**Goal**
Exactly reproduce the entries, dropping any pictures from your copy.
--- Records for this exercise ---
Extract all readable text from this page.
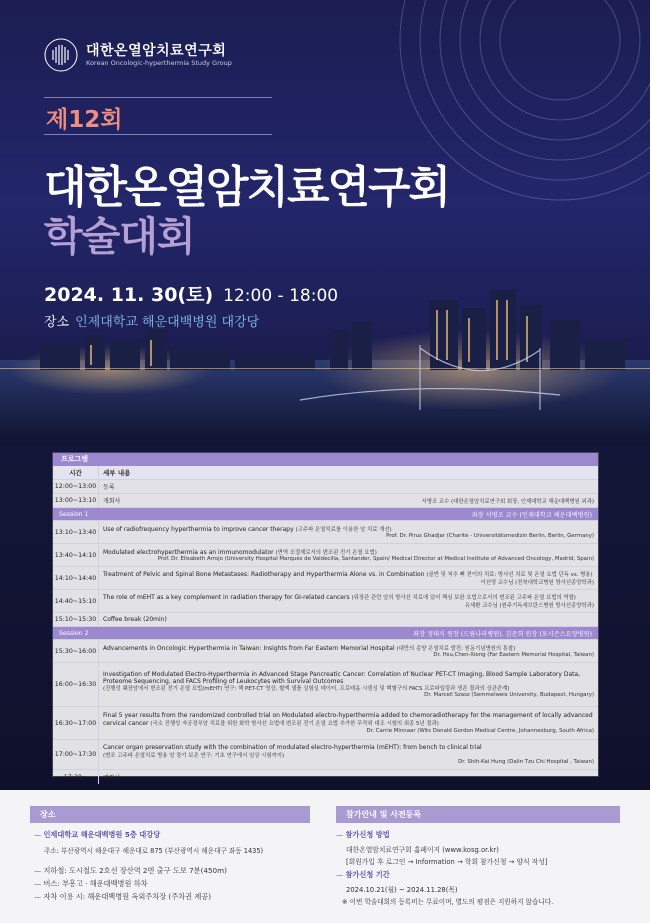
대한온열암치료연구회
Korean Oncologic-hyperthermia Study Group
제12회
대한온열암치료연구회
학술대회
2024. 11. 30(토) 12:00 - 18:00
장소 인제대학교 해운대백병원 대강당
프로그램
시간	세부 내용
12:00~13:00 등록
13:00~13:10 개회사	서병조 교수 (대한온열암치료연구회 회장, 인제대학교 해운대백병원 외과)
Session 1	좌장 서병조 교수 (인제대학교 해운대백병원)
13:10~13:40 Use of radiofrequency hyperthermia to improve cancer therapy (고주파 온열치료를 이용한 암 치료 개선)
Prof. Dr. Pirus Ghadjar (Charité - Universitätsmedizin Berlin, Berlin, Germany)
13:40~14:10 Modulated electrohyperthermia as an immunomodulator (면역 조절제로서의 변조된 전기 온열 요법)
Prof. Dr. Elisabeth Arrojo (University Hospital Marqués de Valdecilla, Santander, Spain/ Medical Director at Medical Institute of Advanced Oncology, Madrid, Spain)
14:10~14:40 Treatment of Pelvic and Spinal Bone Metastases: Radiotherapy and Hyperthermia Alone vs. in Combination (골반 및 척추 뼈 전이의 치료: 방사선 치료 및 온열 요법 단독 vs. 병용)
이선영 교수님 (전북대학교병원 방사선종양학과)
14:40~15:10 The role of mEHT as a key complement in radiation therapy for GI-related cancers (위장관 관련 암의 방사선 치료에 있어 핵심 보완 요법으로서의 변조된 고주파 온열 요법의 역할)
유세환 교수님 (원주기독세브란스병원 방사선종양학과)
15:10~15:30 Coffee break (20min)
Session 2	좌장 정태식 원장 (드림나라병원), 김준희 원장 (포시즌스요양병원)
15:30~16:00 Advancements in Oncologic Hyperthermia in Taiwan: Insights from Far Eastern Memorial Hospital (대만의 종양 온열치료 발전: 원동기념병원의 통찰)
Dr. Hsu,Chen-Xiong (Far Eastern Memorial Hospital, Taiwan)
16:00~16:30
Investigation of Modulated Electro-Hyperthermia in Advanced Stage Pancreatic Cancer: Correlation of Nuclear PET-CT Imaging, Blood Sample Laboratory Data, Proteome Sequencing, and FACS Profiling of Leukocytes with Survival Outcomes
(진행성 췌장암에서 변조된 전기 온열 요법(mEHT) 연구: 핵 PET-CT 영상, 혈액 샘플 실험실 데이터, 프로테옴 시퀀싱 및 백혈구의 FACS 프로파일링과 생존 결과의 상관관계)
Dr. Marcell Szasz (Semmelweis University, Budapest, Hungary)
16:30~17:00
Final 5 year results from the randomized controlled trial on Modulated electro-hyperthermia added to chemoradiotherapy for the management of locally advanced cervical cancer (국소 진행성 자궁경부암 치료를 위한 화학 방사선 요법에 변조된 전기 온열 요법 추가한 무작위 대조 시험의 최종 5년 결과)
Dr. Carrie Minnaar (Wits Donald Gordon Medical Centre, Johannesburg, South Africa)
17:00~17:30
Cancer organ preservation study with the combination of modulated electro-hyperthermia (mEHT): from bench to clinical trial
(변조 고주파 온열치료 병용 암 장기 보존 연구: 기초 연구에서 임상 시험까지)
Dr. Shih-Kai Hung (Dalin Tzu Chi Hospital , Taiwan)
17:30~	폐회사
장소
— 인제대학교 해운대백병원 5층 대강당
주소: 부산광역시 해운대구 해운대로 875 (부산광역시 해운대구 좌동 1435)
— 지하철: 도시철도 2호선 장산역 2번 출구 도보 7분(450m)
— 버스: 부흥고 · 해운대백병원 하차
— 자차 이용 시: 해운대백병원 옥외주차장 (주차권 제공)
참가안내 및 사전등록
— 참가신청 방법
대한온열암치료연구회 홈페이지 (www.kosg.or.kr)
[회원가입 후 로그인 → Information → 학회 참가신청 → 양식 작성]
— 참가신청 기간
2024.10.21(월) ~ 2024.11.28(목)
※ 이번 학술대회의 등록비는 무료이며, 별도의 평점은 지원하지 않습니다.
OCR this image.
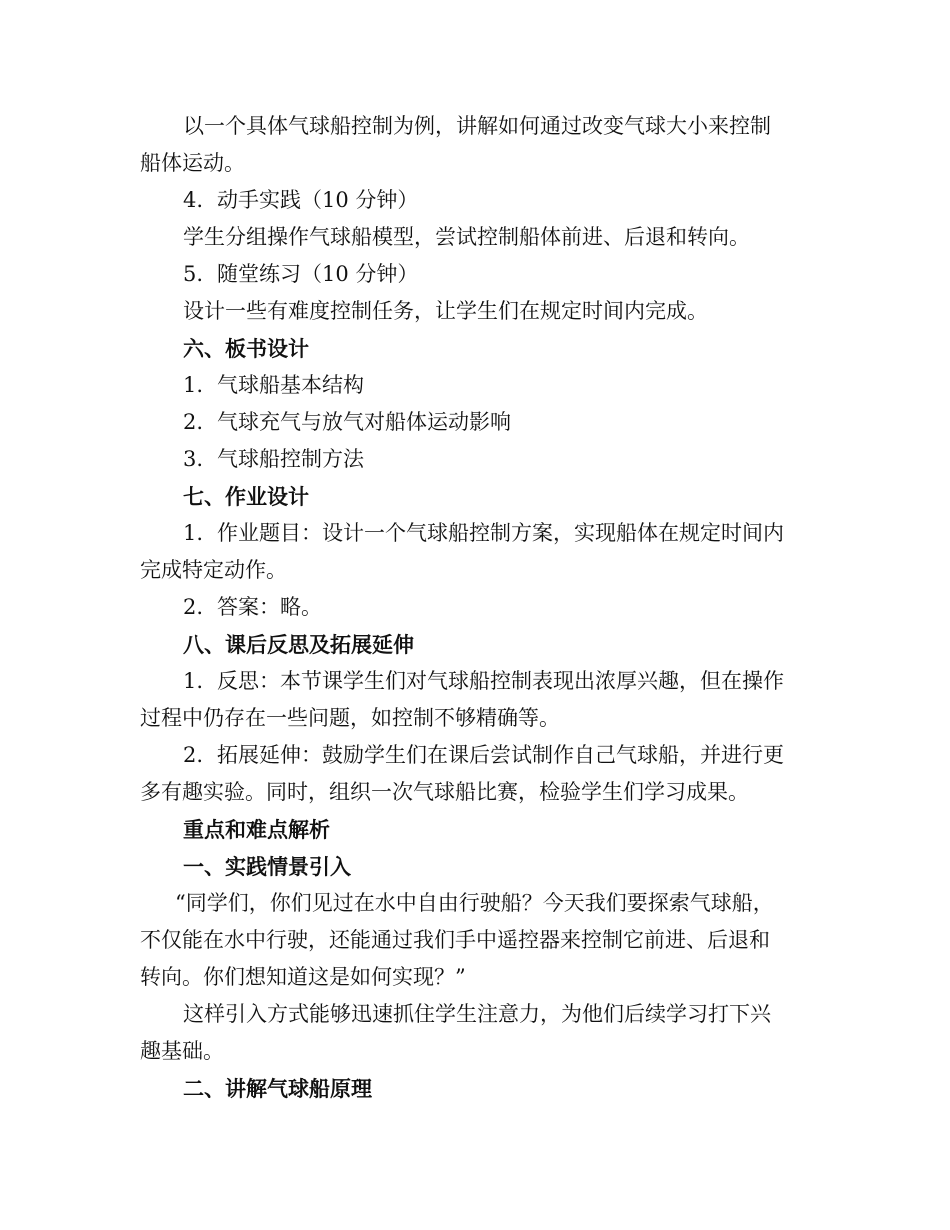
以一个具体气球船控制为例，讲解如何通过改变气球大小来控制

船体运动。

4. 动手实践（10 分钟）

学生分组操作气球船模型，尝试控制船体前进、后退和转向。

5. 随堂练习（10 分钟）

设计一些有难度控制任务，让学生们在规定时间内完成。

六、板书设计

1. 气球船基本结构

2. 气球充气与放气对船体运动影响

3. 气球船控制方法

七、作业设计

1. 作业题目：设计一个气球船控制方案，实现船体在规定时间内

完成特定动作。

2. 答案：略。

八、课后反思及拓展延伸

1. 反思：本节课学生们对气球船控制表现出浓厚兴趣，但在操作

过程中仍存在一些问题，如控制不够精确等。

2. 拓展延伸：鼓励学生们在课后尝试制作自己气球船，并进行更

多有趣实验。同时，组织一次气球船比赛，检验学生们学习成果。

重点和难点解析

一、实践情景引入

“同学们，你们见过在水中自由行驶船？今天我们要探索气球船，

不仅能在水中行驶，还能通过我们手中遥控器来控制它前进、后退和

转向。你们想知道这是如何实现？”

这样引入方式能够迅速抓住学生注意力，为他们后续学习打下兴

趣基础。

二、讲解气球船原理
---
**Full solution**
Extract all readable text from this page.
대한온열암치료연구회
Korean Oncologic-hyperthermia Study Group
제12회
대한온열암치료연구회
학술대회
2024. 11. 30(토) 12:00 - 18:00
장소 인제대학교 해운대백병원 대강당
프로그램
시간	세부 내용
12:00~13:00 등록
13:00~13:10 개회사	서병조 교수 (대한온열암치료연구회 회장, 인제대학교 해운대백병원 외과)
Session 1	좌장 서병조 교수 (인제대학교 해운대백병원)
13:10~13:40 Use of radiofrequency hyperthermia to improve cancer therapy (고주파 온열치료를 이용한 암 치료 개선)
Prof. Dr. Pirus Ghadjar (Charité - Universitätsmedizin Berlin, Berlin, Germany)
13:40~14:10 Modulated electrohyperthermia as an immunomodulator (면역 조절제로서의 변조된 전기 온열 요법)
Prof. Dr. Elisabeth Arrojo (University Hospital Marqués de Valdecilla, Santander, Spain/ Medical Director at Medical Institute of Advanced Oncology, Madrid, Spain)
14:10~14:40 Treatment of Pelvic and Spinal Bone Metastases: Radiotherapy and Hyperthermia Alone vs. in Combination (골반 및 척추 뼈 전이의 치료: 방사선 치료 및 온열 요법 단독 vs. 병용)
이선영 교수님 (전북대학교병원 방사선종양학과)
14:40~15:10 The role of mEHT as a key complement in radiation therapy for GI-related cancers (위장관 관련 암의 방사선 치료에 있어 핵심 보완 요법으로서의 변조된 고주파 온열 요법의 역할)
유세환 교수님 (원주기독세브란스병원 방사선종양학과)
15:10~15:30 Coffee break (20min)
Session 2	좌장 정태식 원장 (드림나라병원), 김준희 원장 (포시즌스요양병원)
15:30~16:00 Advancements in Oncologic Hyperthermia in Taiwan: Insights from Far Eastern Memorial Hospital (대만의 종양 온열치료 발전: 원동기념병원의 통찰)
Dr. Hsu,Chen-Xiong (Far Eastern Memorial Hospital, Taiwan)
16:00~16:30
Investigation of Modulated Electro-Hyperthermia in Advanced Stage Pancreatic Cancer: Correlation of Nuclear PET-CT Imaging, Blood Sample Laboratory Data, Proteome Sequencing, and FACS Profiling of Leukocytes with Survival Outcomes
(진행성 췌장암에서 변조된 전기 온열 요법(mEHT) 연구: 핵 PET-CT 영상, 혈액 샘플 실험실 데이터, 프로테옴 시퀀싱 및 백혈구의 FACS 프로파일링과 생존 결과의 상관관계)
Dr. Marcell Szasz (Semmelweis University, Budapest, Hungary)
16:30~17:00
Final 5 year results from the randomized controlled trial on Modulated electro-hyperthermia added to chemoradiotherapy for the management of locally advanced cervical cancer (국소 진행성 자궁경부암 치료를 위한 화학 방사선 요법에 변조된 전기 온열 요법 추가한 무작위 대조 시험의 최종 5년 결과)
Dr. Carrie Minnaar (Wits Donald Gordon Medical Centre, Johannesburg, South Africa)
17:00~17:30
Cancer organ preservation study with the combination of modulated electro-hyperthermia (mEHT): from bench to clinical trial
(변조 고주파 온열치료 병용 암 장기 보존 연구: 기초 연구에서 임상 시험까지)
Dr. Shih-Kai Hung (Dalin Tzu Chi Hospital , Taiwan)
17:30~	폐회사
장소
— 인제대학교 해운대백병원 5층 대강당
주소: 부산광역시 해운대구 해운대로 875 (부산광역시 해운대구 좌동 1435)
— 지하철: 도시철도 2호선 장산역 2번 출구 도보 7분(450m)
— 버스: 부흥고 · 해운대백병원 하차
— 자차 이용 시: 해운대백병원 옥외주차장 (주차권 제공)
참가안내 및 사전등록
— 참가신청 방법
대한온열암치료연구회 홈페이지 (www.kosg.or.kr)
[회원가입 후 로그인 → Information → 학회 참가신청 → 양식 작성]
— 참가신청 기간
2024.10.21(월) ~ 2024.11.28(목)
※ 이번 학술대회의 등록비는 무료이며, 별도의 평점은 지원하지 않습니다.
OCR this image.
以一个具体气球船控制为例，讲解如何通过改变气球大小来控制

船体运动。

4. 动手实践（10 分钟）

学生分组操作气球船模型，尝试控制船体前进、后退和转向。

5. 随堂练习（10 分钟）

设计一些有难度控制任务，让学生们在规定时间内完成。

六、板书设计

1. 气球船基本结构

2. 气球充气与放气对船体运动影响

3. 气球船控制方法

七、作业设计

1. 作业题目：设计一个气球船控制方案，实现船体在规定时间内

完成特定动作。

2. 答案：略。

八、课后反思及拓展延伸

1. 反思：本节课学生们对气球船控制表现出浓厚兴趣，但在操作

过程中仍存在一些问题，如控制不够精确等。

2. 拓展延伸：鼓励学生们在课后尝试制作自己气球船，并进行更

多有趣实验。同时，组织一次气球船比赛，检验学生们学习成果。

重点和难点解析

一、实践情景引入

“同学们，你们见过在水中自由行驶船？今天我们要探索气球船，

不仅能在水中行驶，还能通过我们手中遥控器来控制它前进、后退和

转向。你们想知道这是如何实现？”

这样引入方式能够迅速抓住学生注意力，为他们后续学习打下兴

趣基础。

二、讲解气球船原理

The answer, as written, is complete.